(Bounding box annotations)
= = = = =

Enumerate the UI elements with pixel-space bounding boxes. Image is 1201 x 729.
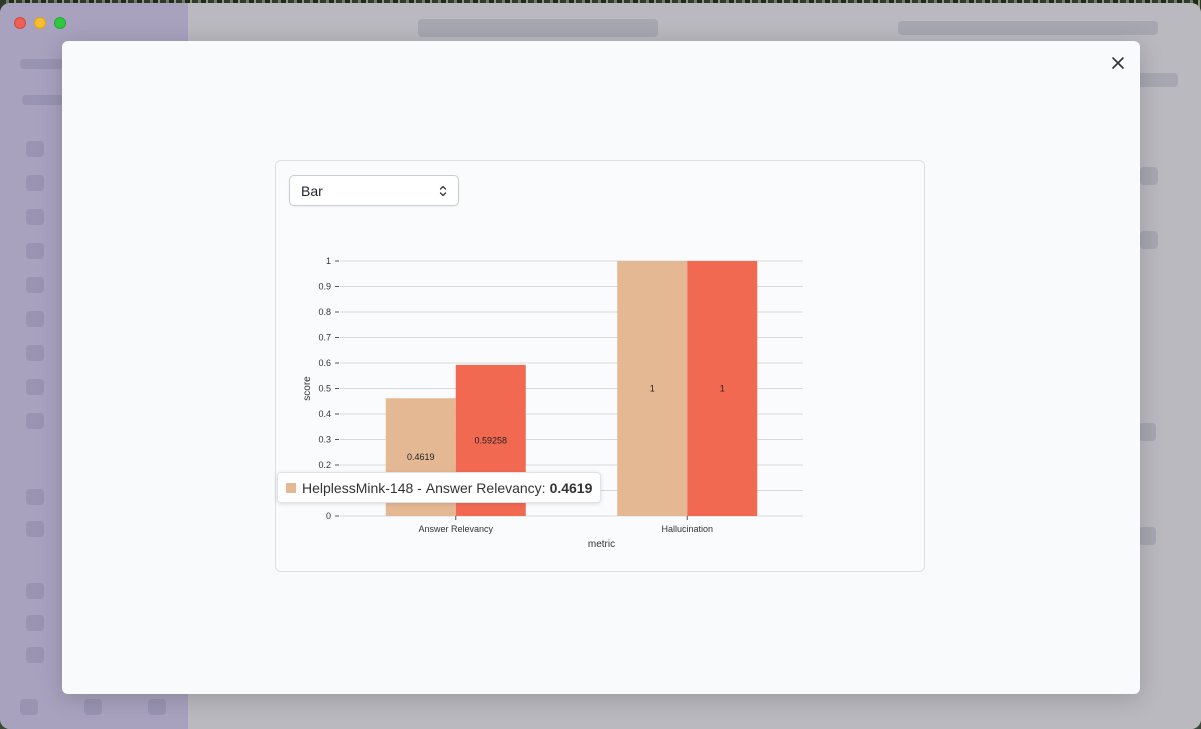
bar-value-label: 0.4619	[407, 452, 435, 462]
y-tick-label: 1	[326, 256, 331, 266]
tooltip-series: HelplessMink-148	[302, 479, 414, 496]
tooltip-swatch	[286, 482, 296, 493]
y-tick-label: 0	[326, 511, 331, 521]
window-close-button[interactable]	[14, 17, 26, 29]
chevron-up-down-icon	[439, 185, 447, 197]
x-tick-label: Answer Relevancy	[418, 524, 493, 534]
y-tick-label: 0.6	[318, 358, 331, 368]
y-tick-label: 0.9	[318, 282, 331, 292]
tooltip-separator: -	[417, 479, 422, 496]
x-tick-label: Hallucination	[661, 524, 713, 534]
close-icon	[1112, 57, 1124, 69]
y-axis-title: score	[302, 376, 313, 401]
bar	[617, 261, 688, 516]
tooltip-category: Answer Relevancy:	[425, 479, 546, 496]
window-minimize-button[interactable]	[34, 17, 46, 29]
y-tick-label: 0.7	[318, 333, 331, 343]
x-axis-title: metric	[588, 539, 615, 550]
bar-value-label: 0.59258	[474, 435, 507, 445]
y-tick-label: 0.8	[318, 307, 331, 317]
chart-type-select[interactable]: Bar	[289, 175, 459, 206]
tooltip-value: 0.4619	[549, 479, 593, 496]
y-tick-label: 0.4	[318, 409, 331, 419]
y-tick-label: 0.5	[318, 384, 331, 394]
window-zoom-button[interactable]	[54, 17, 66, 29]
y-tick-label: 0.3	[318, 435, 331, 445]
chart-tooltip: HelplessMink-148 - Answer Relevancy: 0.4…	[277, 472, 602, 503]
chart-type-value: Bar	[301, 183, 323, 199]
y-tick-label: 0.2	[318, 460, 331, 470]
close-button[interactable]	[1108, 53, 1128, 73]
bar	[687, 261, 758, 516]
bar-value-label: 1	[650, 384, 655, 394]
bar-value-label: 1	[720, 384, 725, 394]
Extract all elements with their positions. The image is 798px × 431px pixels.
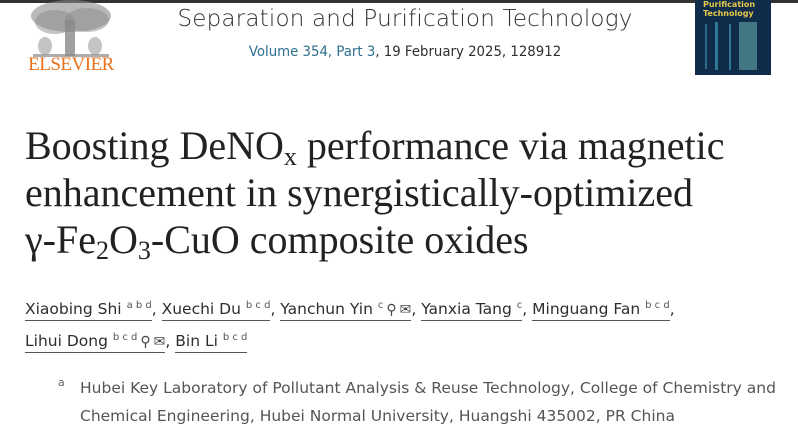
tree-icon	[31, 0, 111, 57]
volume-link[interactable]: Volume 354, Part 3	[248, 44, 376, 60]
journal-title[interactable]: Separation and Purification Technology	[177, 6, 633, 32]
title-line-2: enhancement in synergistically-optimized	[25, 170, 693, 215]
author-link[interactable]: Lihui Dong b c d ⚲ ✉	[25, 332, 166, 354]
author-list: Xiaobing Shi a b d, Xuechi Du b c d, Yan…	[25, 292, 785, 356]
title-line-3: γ-Fe2O3-CuO composite oxides	[25, 217, 529, 265]
email-icon: ✉	[399, 302, 412, 319]
title-line-1: Boosting DeNOx performance via magnetic	[25, 123, 725, 171]
top-bar	[0, 0, 798, 3]
author-link[interactable]: Xiaobing Shi a b d	[25, 300, 152, 322]
issue-date: , 19 February 2025, 128912	[375, 44, 562, 60]
person-icon: ⚲	[140, 334, 151, 351]
person-icon: ⚲	[386, 302, 397, 319]
affiliation-label: a	[58, 376, 65, 389]
author-link[interactable]: Yanchun Yin c ⚲ ✉	[280, 300, 412, 322]
volume-info: Volume 354, Part 3, 19 February 2025, 12…	[163, 44, 648, 60]
article-title: Boosting DeNOx performance via magnetic …	[25, 122, 795, 265]
journal-cover[interactable]: Purification Technology	[695, 0, 771, 75]
elsevier-logo[interactable]: ELSEVIER	[25, 0, 117, 80]
author-link[interactable]: Bin Li b c d	[175, 332, 248, 354]
cover-title: Purification Technology	[703, 0, 756, 18]
author-link[interactable]: Minguang Fan b c d	[532, 300, 670, 322]
cover-graphic	[705, 22, 757, 70]
affiliation-text: Hubei Key Laboratory of Pollutant Analys…	[80, 379, 776, 425]
author-link[interactable]: Xuechi Du b c d	[161, 300, 271, 322]
publisher-name: ELSEVIER	[28, 54, 114, 75]
author-link[interactable]: Yanxia Tang c	[421, 300, 523, 322]
email-icon: ✉	[153, 334, 166, 351]
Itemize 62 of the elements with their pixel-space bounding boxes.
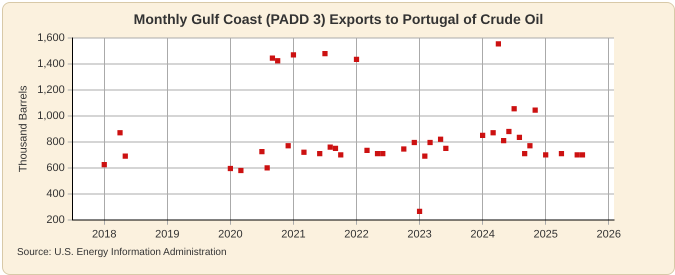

= = = = =

## Written instruction
Reproduce all of the data above with each occurrence of "author-link" changed to "contributor-link" and nothing else altered, omitting the pictures.

## Exercise output
Enumerate the UI elements with pixel-space bounding boxes. Image is 1201 x 729.
bar-value-label: 0.4619	[407, 452, 435, 462]
y-tick-label: 1	[326, 256, 331, 266]
tooltip-series: HelplessMink-148	[302, 479, 414, 496]
tooltip-swatch	[286, 482, 296, 493]
y-tick-label: 0	[326, 511, 331, 521]
window-close-button[interactable]	[14, 17, 26, 29]
chevron-up-down-icon	[439, 185, 447, 197]
x-tick-label: Answer Relevancy	[418, 524, 493, 534]
y-tick-label: 0.6	[318, 358, 331, 368]
y-tick-label: 0.9	[318, 282, 331, 292]
tooltip-separator: -	[417, 479, 422, 496]
x-tick-label: Hallucination	[661, 524, 713, 534]
close-icon	[1112, 57, 1124, 69]
y-axis-title: score	[302, 376, 313, 401]
bar	[617, 261, 688, 516]
tooltip-category: Answer Relevancy:	[425, 479, 546, 496]
window-minimize-button[interactable]	[34, 17, 46, 29]
y-tick-label: 0.7	[318, 333, 331, 343]
x-axis-title: metric	[588, 539, 615, 550]
bar-value-label: 0.59258	[474, 435, 507, 445]
y-tick-label: 0.8	[318, 307, 331, 317]
chart-type-select[interactable]: Bar	[289, 175, 459, 206]
tooltip-value: 0.4619	[549, 479, 593, 496]
y-tick-label: 0.4	[318, 409, 331, 419]
y-tick-label: 0.5	[318, 384, 331, 394]
window-zoom-button[interactable]	[54, 17, 66, 29]
y-tick-label: 0.3	[318, 435, 331, 445]
chart-tooltip: HelplessMink-148 - Answer Relevancy: 0.4…	[277, 472, 602, 503]
chart-type-value: Bar	[301, 183, 323, 199]
y-tick-label: 0.2	[318, 460, 331, 470]
close-button[interactable]	[1108, 53, 1128, 73]
bar	[687, 261, 758, 516]
bar-value-label: 1	[650, 384, 655, 394]
bar-value-label: 1	[720, 384, 725, 394]
Extract all elements with their positions. The image is 798px × 431px pixels.
tree-icon	[31, 0, 111, 57]
volume-link[interactable]: Volume 354, Part 3	[248, 44, 376, 60]
journal-title[interactable]: Separation and Purification Technology	[177, 6, 633, 32]
title-line-2: enhancement in synergistically-optimized	[25, 170, 693, 215]
contributor-link[interactable]: Lihui Dong b c d ⚲ ✉	[25, 332, 166, 354]
author-list: Xiaobing Shi a b d, Xuechi Du b c d, Yan…	[25, 292, 785, 356]
title-line-3: γ-Fe2O3-CuO composite oxides	[25, 217, 529, 265]
email-icon: ✉	[399, 302, 412, 319]
title-line-1: Boosting DeNOx performance via magnetic	[25, 123, 725, 171]
top-bar	[0, 0, 798, 3]
contributor-link[interactable]: Xiaobing Shi a b d	[25, 300, 152, 322]
issue-date: , 19 February 2025, 128912	[375, 44, 562, 60]
person-icon: ⚲	[140, 334, 151, 351]
person-icon: ⚲	[386, 302, 397, 319]
affiliation-label: a	[58, 376, 65, 389]
contributor-link[interactable]: Yanchun Yin c ⚲ ✉	[280, 300, 412, 322]
volume-info: Volume 354, Part 3, 19 February 2025, 12…	[163, 44, 648, 60]
article-title: Boosting DeNOx performance via magnetic …	[25, 122, 795, 265]
journal-cover[interactable]: Purification Technology	[695, 0, 771, 75]
elsevier-logo[interactable]: ELSEVIER	[25, 0, 117, 80]
contributor-link[interactable]: Bin Li b c d	[175, 332, 248, 354]
cover-title: Purification Technology	[703, 0, 756, 18]
contributor-link[interactable]: Minguang Fan b c d	[532, 300, 670, 322]
cover-graphic	[705, 22, 757, 70]
affiliation-text: Hubei Key Laboratory of Pollutant Analys…	[80, 379, 776, 425]
contributor-link[interactable]: Xuechi Du b c d	[161, 300, 271, 322]
publisher-name: ELSEVIER	[28, 54, 114, 75]
contributor-link[interactable]: Yanxia Tang c	[421, 300, 523, 322]
email-icon: ✉	[153, 334, 166, 351]
Itemize 62 of the elements with their pixel-space bounding boxes.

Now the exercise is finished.